# Start of Records for the task
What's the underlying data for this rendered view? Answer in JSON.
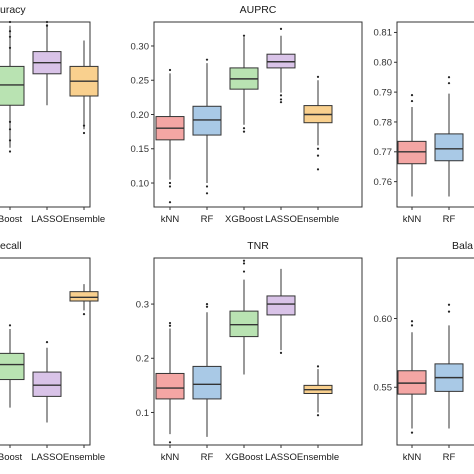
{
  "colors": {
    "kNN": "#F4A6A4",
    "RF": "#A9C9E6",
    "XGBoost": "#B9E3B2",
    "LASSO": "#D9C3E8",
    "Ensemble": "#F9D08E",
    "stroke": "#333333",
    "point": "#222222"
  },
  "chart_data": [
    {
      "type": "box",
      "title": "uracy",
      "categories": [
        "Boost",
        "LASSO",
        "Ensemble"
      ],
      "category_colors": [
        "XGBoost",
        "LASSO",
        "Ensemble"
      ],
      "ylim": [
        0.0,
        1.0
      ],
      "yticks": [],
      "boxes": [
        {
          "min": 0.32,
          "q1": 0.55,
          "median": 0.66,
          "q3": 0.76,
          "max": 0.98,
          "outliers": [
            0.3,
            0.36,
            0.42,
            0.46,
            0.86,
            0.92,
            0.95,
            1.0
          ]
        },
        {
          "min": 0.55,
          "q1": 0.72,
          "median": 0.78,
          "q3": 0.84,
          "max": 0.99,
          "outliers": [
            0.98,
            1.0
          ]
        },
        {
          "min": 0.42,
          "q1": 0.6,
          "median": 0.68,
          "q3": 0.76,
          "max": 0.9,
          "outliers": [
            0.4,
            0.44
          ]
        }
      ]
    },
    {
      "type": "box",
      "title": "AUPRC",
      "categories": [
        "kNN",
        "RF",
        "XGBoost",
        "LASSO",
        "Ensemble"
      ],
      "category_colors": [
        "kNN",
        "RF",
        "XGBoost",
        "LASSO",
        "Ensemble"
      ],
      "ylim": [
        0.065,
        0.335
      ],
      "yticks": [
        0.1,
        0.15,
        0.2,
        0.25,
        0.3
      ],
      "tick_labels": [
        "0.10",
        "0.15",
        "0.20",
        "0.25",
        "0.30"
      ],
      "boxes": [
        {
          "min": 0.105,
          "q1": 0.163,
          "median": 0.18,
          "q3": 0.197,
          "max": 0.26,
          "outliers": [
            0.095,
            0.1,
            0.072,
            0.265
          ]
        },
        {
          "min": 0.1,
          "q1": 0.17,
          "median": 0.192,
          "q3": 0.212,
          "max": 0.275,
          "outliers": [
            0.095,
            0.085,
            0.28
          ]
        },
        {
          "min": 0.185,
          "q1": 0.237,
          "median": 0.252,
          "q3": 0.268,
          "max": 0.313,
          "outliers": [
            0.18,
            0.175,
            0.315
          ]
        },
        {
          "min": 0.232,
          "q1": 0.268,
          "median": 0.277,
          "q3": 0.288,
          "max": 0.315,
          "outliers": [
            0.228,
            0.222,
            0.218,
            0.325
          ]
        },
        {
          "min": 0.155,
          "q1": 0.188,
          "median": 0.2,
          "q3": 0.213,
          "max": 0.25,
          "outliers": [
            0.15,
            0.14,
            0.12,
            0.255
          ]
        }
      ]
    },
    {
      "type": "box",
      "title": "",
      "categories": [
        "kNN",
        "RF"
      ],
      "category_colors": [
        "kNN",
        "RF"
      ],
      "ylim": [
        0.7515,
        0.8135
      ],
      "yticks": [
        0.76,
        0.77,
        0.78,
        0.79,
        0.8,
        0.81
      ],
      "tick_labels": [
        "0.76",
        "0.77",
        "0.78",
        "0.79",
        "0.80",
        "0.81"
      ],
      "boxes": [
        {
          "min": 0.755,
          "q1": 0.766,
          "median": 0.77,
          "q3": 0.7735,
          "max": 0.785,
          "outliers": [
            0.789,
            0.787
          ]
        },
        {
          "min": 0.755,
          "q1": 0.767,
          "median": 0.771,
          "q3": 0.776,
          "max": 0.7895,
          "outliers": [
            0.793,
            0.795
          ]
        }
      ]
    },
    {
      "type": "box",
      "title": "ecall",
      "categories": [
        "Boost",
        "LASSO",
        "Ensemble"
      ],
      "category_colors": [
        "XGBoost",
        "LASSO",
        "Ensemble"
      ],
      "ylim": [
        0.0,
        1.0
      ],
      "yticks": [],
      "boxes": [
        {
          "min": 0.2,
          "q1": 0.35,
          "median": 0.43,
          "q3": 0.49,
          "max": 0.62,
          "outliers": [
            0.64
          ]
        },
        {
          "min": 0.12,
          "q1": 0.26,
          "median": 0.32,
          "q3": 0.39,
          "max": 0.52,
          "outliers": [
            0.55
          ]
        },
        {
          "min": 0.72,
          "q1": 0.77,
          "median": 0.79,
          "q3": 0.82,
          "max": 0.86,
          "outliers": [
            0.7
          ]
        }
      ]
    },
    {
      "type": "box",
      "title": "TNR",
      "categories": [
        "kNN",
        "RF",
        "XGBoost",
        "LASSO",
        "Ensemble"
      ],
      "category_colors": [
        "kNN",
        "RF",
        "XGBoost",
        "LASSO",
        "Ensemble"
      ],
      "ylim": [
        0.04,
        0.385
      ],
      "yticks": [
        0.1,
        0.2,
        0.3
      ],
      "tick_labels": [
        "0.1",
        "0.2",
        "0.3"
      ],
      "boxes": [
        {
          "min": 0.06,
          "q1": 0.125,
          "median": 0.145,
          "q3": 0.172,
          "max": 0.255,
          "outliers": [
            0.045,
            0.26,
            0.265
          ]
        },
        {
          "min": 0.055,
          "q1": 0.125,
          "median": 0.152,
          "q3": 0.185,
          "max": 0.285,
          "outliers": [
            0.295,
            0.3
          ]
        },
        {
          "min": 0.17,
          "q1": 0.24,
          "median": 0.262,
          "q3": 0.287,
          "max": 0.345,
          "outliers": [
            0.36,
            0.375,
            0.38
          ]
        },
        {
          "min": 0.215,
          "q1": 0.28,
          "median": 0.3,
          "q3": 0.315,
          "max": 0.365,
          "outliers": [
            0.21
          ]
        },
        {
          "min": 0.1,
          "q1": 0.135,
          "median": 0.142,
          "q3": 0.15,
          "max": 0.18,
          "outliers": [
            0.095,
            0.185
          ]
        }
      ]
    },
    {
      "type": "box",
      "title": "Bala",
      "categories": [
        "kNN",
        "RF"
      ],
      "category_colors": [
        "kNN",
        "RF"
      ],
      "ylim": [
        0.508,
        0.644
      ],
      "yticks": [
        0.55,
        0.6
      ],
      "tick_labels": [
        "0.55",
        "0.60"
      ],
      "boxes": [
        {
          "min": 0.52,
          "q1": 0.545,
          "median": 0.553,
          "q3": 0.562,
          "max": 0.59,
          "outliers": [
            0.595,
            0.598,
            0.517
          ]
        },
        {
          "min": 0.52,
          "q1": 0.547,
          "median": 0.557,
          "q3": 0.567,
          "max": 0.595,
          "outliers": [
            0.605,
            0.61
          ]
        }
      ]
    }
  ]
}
# End of Records for the task
Leave out the pictures and copy every record above exactly.

» Expected answer:
What's the underlying data for this rendered view? Answer in JSON.
{
  "colors": {
    "kNN": "#F4A6A4",
    "RF": "#A9C9E6",
    "XGBoost": "#B9E3B2",
    "LASSO": "#D9C3E8",
    "Ensemble": "#F9D08E",
    "stroke": "#333333",
    "point": "#222222"
  },
  "chart_data": [
    {
      "type": "box",
      "title": "uracy",
      "categories": [
        "Boost",
        "LASSO",
        "Ensemble"
      ],
      "category_colors": [
        "XGBoost",
        "LASSO",
        "Ensemble"
      ],
      "ylim": [
        0.0,
        1.0
      ],
      "yticks": [],
      "boxes": [
        {
          "min": 0.32,
          "q1": 0.55,
          "median": 0.66,
          "q3": 0.76,
          "max": 0.98,
          "outliers": [
            0.3,
            0.36,
            0.42,
            0.46,
            0.86,
            0.92,
            0.95,
            1.0
          ]
        },
        {
          "min": 0.55,
          "q1": 0.72,
          "median": 0.78,
          "q3": 0.84,
          "max": 0.99,
          "outliers": [
            0.98,
            1.0
          ]
        },
        {
          "min": 0.42,
          "q1": 0.6,
          "median": 0.68,
          "q3": 0.76,
          "max": 0.9,
          "outliers": [
            0.4,
            0.44
          ]
        }
      ]
    },
    {
      "type": "box",
      "title": "AUPRC",
      "categories": [
        "kNN",
        "RF",
        "XGBoost",
        "LASSO",
        "Ensemble"
      ],
      "category_colors": [
        "kNN",
        "RF",
        "XGBoost",
        "LASSO",
        "Ensemble"
      ],
      "ylim": [
        0.065,
        0.335
      ],
      "yticks": [
        0.1,
        0.15,
        0.2,
        0.25,
        0.3
      ],
      "tick_labels": [
        "0.10",
        "0.15",
        "0.20",
        "0.25",
        "0.30"
      ],
      "boxes": [
        {
          "min": 0.105,
          "q1": 0.163,
          "median": 0.18,
          "q3": 0.197,
          "max": 0.26,
          "outliers": [
            0.095,
            0.1,
            0.072,
            0.265
          ]
        },
        {
          "min": 0.1,
          "q1": 0.17,
          "median": 0.192,
          "q3": 0.212,
          "max": 0.275,
          "outliers": [
            0.095,
            0.085,
            0.28
          ]
        },
        {
          "min": 0.185,
          "q1": 0.237,
          "median": 0.252,
          "q3": 0.268,
          "max": 0.313,
          "outliers": [
            0.18,
            0.175,
            0.315
          ]
        },
        {
          "min": 0.232,
          "q1": 0.268,
          "median": 0.277,
          "q3": 0.288,
          "max": 0.315,
          "outliers": [
            0.228,
            0.222,
            0.218,
            0.325
          ]
        },
        {
          "min": 0.155,
          "q1": 0.188,
          "median": 0.2,
          "q3": 0.213,
          "max": 0.25,
          "outliers": [
            0.15,
            0.14,
            0.12,
            0.255
          ]
        }
      ]
    },
    {
      "type": "box",
      "title": "",
      "categories": [
        "kNN",
        "RF"
      ],
      "category_colors": [
        "kNN",
        "RF"
      ],
      "ylim": [
        0.7515,
        0.8135
      ],
      "yticks": [
        0.76,
        0.77,
        0.78,
        0.79,
        0.8,
        0.81
      ],
      "tick_labels": [
        "0.76",
        "0.77",
        "0.78",
        "0.79",
        "0.80",
        "0.81"
      ],
      "boxes": [
        {
          "min": 0.755,
          "q1": 0.766,
          "median": 0.77,
          "q3": 0.7735,
          "max": 0.785,
          "outliers": [
            0.789,
            0.787
          ]
        },
        {
          "min": 0.755,
          "q1": 0.767,
          "median": 0.771,
          "q3": 0.776,
          "max": 0.7895,
          "outliers": [
            0.793,
            0.795
          ]
        }
      ]
    },
    {
      "type": "box",
      "title": "ecall",
      "categories": [
        "Boost",
        "LASSO",
        "Ensemble"
      ],
      "category_colors": [
        "XGBoost",
        "LASSO",
        "Ensemble"
      ],
      "ylim": [
        0.0,
        1.0
      ],
      "yticks": [],
      "boxes": [
        {
          "min": 0.2,
          "q1": 0.35,
          "median": 0.43,
          "q3": 0.49,
          "max": 0.62,
          "outliers": [
            0.64
          ]
        },
        {
          "min": 0.12,
          "q1": 0.26,
          "median": 0.32,
          "q3": 0.39,
          "max": 0.52,
          "outliers": [
            0.55
          ]
        },
        {
          "min": 0.72,
          "q1": 0.77,
          "median": 0.79,
          "q3": 0.82,
          "max": 0.86,
          "outliers": [
            0.7
          ]
        }
      ]
    },
    {
      "type": "box",
      "title": "TNR",
      "categories": [
        "kNN",
        "RF",
        "XGBoost",
        "LASSO",
        "Ensemble"
      ],
      "category_colors": [
        "kNN",
        "RF",
        "XGBoost",
        "LASSO",
        "Ensemble"
      ],
      "ylim": [
        0.04,
        0.385
      ],
      "yticks": [
        0.1,
        0.2,
        0.3
      ],
      "tick_labels": [
        "0.1",
        "0.2",
        "0.3"
      ],
      "boxes": [
        {
          "min": 0.06,
          "q1": 0.125,
          "median": 0.145,
          "q3": 0.172,
          "max": 0.255,
          "outliers": [
            0.045,
            0.26,
            0.265
          ]
        },
        {
          "min": 0.055,
          "q1": 0.125,
          "median": 0.152,
          "q3": 0.185,
          "max": 0.285,
          "outliers": [
            0.295,
            0.3
          ]
        },
        {
          "min": 0.17,
          "q1": 0.24,
          "median": 0.262,
          "q3": 0.287,
          "max": 0.345,
          "outliers": [
            0.36,
            0.375,
            0.38
          ]
        },
        {
          "min": 0.215,
          "q1": 0.28,
          "median": 0.3,
          "q3": 0.315,
          "max": 0.365,
          "outliers": [
            0.21
          ]
        },
        {
          "min": 0.1,
          "q1": 0.135,
          "median": 0.142,
          "q3": 0.15,
          "max": 0.18,
          "outliers": [
            0.095,
            0.185
          ]
        }
      ]
    },
    {
      "type": "box",
      "title": "Bala",
      "categories": [
        "kNN",
        "RF"
      ],
      "category_colors": [
        "kNN",
        "RF"
      ],
      "ylim": [
        0.508,
        0.644
      ],
      "yticks": [
        0.55,
        0.6
      ],
      "tick_labels": [
        "0.55",
        "0.60"
      ],
      "boxes": [
        {
          "min": 0.52,
          "q1": 0.545,
          "median": 0.553,
          "q3": 0.562,
          "max": 0.59,
          "outliers": [
            0.595,
            0.598,
            0.517
          ]
        },
        {
          "min": 0.52,
          "q1": 0.547,
          "median": 0.557,
          "q3": 0.567,
          "max": 0.595,
          "outliers": [
            0.605,
            0.61
          ]
        }
      ]
    }
  ]
}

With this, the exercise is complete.